Working through the records below, count the lines that include "Full". The reply is that number alone.

====================

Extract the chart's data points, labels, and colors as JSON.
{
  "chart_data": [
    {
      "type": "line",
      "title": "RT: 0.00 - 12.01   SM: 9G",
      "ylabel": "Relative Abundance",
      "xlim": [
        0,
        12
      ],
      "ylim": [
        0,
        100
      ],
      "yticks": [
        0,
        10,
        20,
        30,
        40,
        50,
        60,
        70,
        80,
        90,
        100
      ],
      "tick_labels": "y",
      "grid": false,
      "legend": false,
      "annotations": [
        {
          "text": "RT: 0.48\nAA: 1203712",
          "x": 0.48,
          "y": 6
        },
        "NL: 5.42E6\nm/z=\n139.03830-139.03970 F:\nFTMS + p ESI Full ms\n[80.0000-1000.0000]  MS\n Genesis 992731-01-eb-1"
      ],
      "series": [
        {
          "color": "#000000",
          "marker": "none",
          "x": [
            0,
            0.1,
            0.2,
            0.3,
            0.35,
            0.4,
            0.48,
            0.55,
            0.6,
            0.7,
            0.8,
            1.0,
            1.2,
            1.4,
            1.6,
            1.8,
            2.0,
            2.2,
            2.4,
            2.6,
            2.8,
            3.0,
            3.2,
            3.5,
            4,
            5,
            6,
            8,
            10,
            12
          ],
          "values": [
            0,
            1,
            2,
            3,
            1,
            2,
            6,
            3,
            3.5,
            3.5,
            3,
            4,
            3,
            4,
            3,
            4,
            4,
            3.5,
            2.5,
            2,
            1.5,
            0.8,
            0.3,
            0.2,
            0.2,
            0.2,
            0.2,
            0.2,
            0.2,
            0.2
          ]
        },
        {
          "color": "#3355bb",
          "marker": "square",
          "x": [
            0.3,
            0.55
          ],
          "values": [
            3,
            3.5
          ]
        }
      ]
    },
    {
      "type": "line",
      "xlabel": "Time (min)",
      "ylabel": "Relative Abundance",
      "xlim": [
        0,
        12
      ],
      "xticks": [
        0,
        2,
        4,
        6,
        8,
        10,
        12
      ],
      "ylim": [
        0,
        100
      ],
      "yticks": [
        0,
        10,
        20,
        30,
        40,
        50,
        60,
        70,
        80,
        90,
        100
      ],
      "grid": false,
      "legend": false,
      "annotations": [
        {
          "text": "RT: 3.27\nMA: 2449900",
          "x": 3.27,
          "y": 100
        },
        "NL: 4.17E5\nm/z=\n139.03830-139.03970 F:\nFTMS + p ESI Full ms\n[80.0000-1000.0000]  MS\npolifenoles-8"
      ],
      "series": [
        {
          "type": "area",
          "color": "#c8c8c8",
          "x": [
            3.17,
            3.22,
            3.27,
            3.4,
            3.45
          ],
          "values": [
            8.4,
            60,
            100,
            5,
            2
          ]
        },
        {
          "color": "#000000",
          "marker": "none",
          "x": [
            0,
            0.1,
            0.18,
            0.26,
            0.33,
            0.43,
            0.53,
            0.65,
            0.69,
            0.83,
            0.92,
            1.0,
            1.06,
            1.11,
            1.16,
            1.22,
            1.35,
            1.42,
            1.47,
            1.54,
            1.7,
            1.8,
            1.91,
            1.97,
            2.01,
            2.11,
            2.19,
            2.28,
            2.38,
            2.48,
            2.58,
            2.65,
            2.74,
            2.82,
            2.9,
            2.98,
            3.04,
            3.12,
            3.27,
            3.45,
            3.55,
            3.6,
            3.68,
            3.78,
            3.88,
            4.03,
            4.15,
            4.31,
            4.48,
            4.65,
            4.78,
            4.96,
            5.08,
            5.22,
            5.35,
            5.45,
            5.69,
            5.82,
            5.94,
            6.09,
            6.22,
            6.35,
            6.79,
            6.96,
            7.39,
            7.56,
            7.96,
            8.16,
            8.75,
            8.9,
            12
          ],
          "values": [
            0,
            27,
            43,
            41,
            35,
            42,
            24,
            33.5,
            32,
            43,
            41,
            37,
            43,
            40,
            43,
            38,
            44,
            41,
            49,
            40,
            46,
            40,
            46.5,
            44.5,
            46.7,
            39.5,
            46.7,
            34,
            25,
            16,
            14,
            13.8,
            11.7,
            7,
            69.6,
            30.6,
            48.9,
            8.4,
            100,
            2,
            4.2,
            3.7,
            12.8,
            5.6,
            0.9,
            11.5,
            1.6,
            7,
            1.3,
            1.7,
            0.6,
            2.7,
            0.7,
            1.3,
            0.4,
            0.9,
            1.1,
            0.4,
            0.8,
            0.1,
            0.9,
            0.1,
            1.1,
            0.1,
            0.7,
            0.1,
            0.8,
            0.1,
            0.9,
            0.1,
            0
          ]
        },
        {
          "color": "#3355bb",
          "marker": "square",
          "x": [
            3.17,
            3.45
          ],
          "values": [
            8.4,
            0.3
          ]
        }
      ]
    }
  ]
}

====================

▸ **Exercise result**
2